__WHAT THE EXERCISE ASKS__
Each line that holds the word "pipe" is to be identified and copied.

Recorded data:
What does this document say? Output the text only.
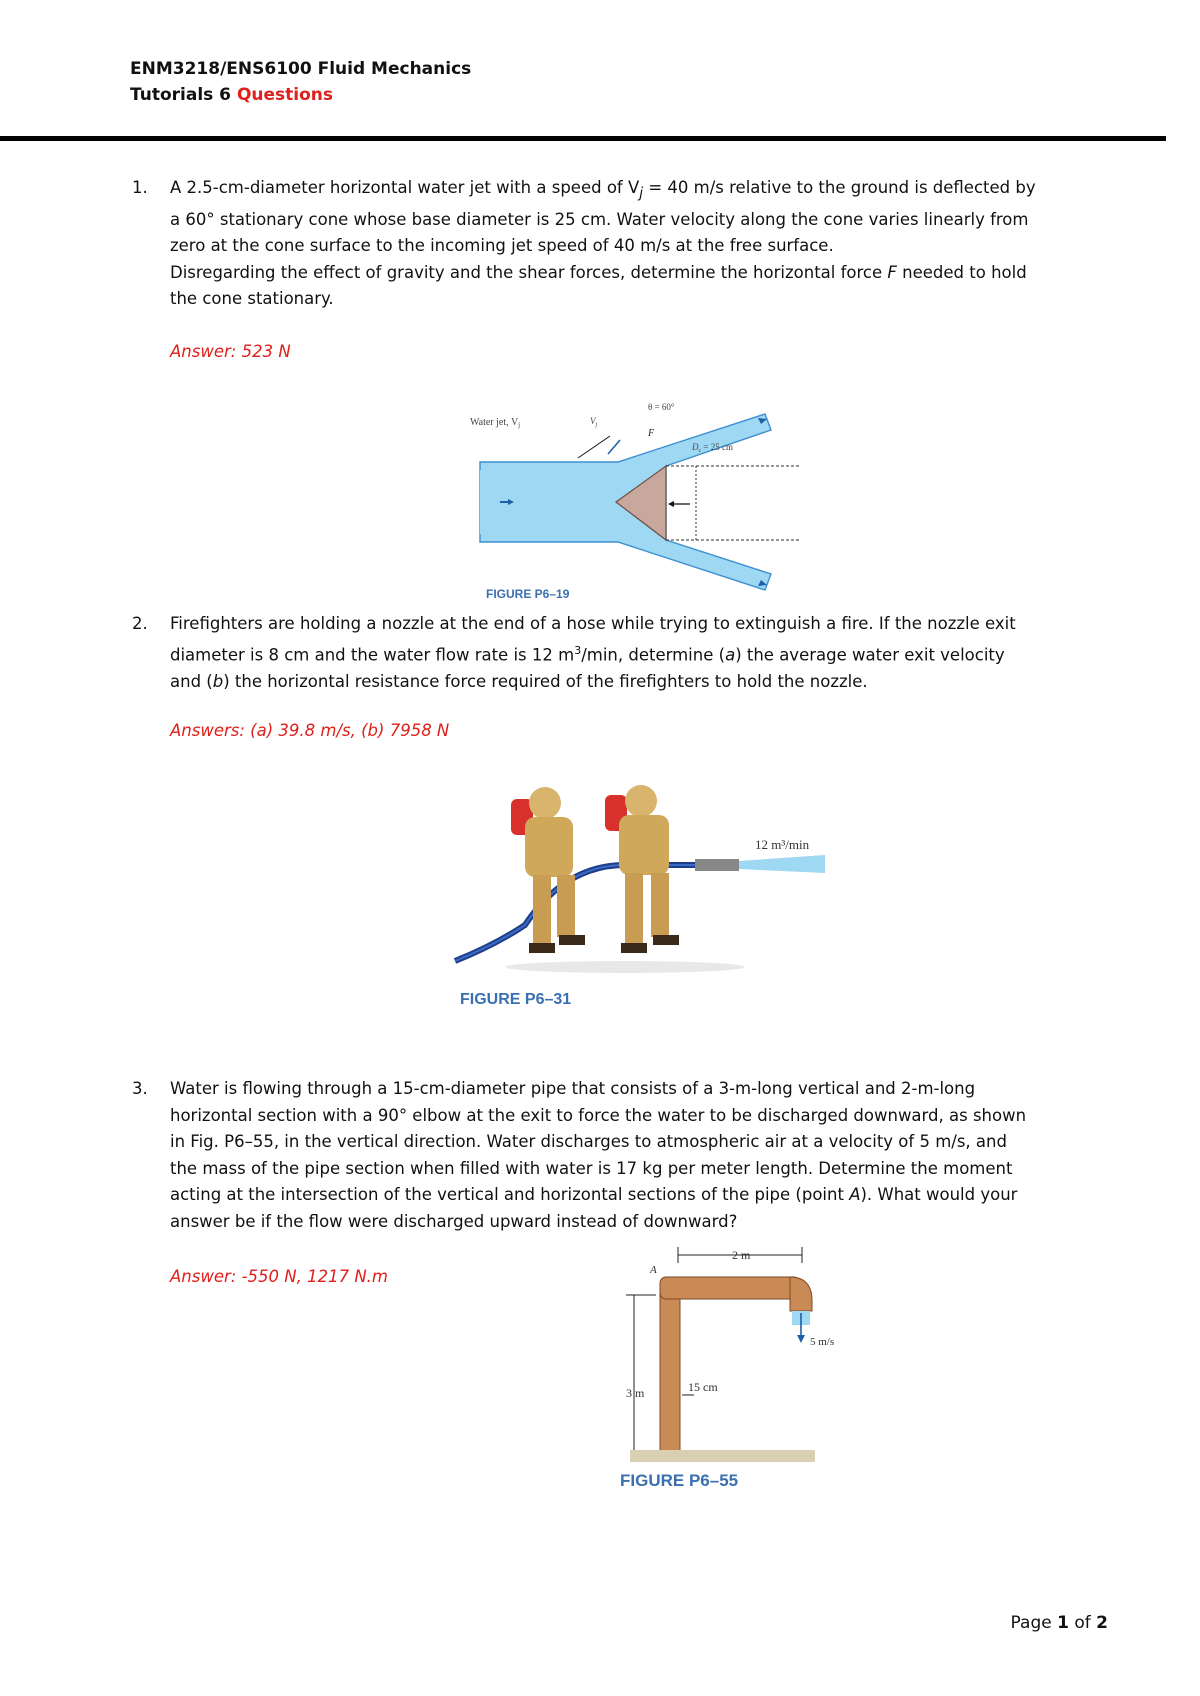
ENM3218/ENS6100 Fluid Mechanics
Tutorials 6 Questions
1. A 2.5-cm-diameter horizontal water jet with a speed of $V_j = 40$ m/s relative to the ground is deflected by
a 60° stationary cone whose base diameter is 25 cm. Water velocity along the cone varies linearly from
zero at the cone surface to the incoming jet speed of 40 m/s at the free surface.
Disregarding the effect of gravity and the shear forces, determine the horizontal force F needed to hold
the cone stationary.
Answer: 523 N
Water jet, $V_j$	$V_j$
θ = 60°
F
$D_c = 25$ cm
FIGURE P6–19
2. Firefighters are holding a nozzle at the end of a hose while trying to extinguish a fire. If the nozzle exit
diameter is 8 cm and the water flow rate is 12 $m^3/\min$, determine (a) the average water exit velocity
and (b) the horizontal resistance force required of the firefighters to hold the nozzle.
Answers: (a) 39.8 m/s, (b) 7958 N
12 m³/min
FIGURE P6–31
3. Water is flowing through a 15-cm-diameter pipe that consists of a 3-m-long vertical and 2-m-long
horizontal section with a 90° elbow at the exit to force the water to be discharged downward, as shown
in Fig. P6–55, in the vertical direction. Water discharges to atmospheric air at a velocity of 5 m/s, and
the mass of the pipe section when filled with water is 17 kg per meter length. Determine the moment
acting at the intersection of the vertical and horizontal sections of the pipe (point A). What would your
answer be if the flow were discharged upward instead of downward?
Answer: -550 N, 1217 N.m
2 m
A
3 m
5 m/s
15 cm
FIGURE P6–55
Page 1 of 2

* * *

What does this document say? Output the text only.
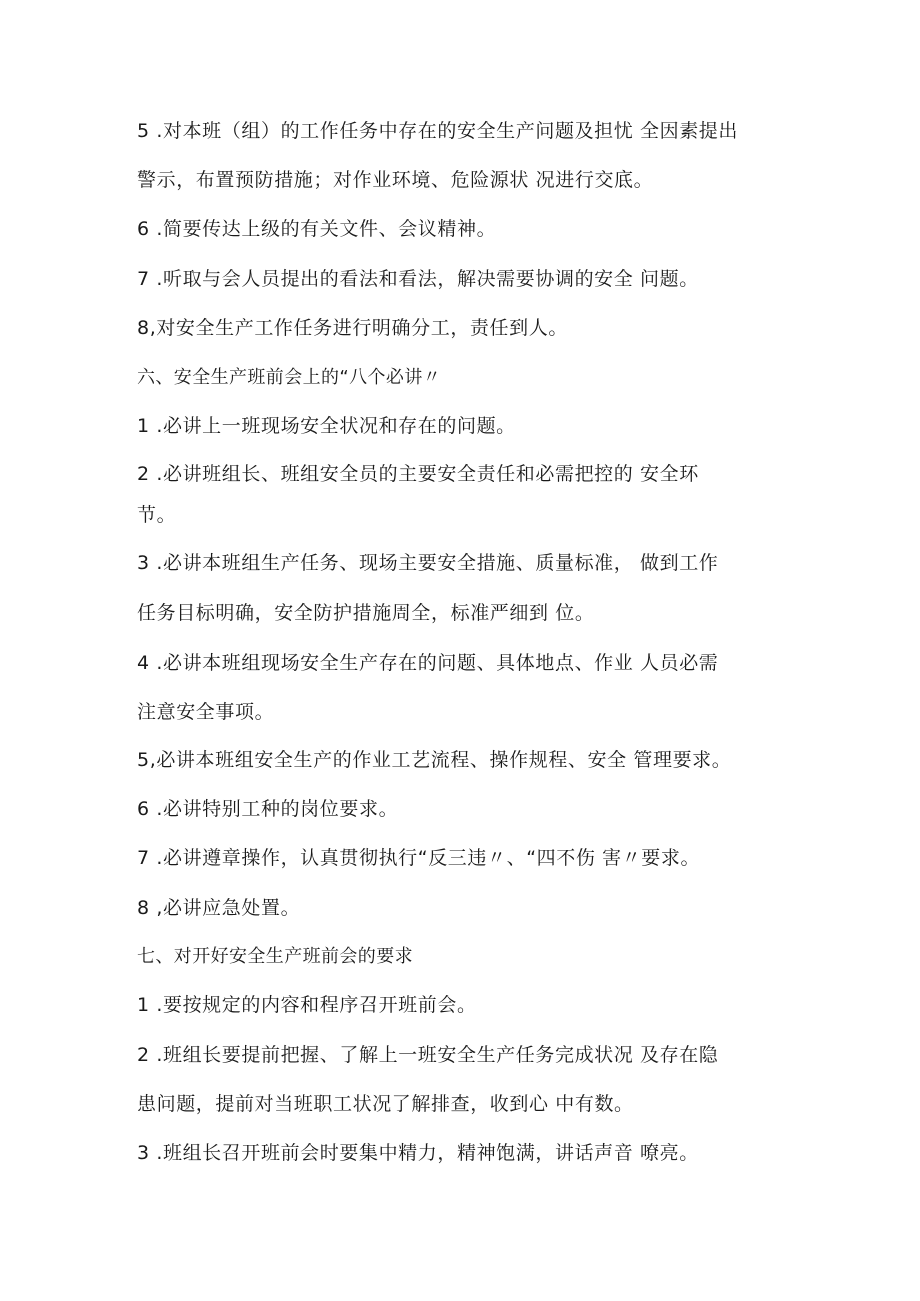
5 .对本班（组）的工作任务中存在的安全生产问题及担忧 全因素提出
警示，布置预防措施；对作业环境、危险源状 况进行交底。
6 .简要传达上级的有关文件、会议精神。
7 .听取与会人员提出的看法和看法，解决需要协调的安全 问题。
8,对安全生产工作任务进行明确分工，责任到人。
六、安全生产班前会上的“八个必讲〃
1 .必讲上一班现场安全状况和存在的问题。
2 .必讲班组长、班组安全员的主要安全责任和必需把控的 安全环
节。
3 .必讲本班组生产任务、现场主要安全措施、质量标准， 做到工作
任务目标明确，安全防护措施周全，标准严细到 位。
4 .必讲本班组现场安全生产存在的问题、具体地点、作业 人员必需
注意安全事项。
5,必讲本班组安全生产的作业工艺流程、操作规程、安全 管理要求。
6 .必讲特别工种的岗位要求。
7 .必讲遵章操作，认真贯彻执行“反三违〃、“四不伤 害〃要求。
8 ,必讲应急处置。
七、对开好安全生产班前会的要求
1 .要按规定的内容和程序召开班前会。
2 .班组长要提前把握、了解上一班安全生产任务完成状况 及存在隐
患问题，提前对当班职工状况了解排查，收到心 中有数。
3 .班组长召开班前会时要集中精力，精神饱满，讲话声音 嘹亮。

__ANSWER__
3. Water is flowing through a 15-cm-diameter pipe that consists of a 3-m-long vertical and 2-m-long
the mass of the pipe section when filled with water is 17 kg per meter length. Determine the moment
acting at the intersection of the vertical and horizontal sections of the pipe (point A). What would your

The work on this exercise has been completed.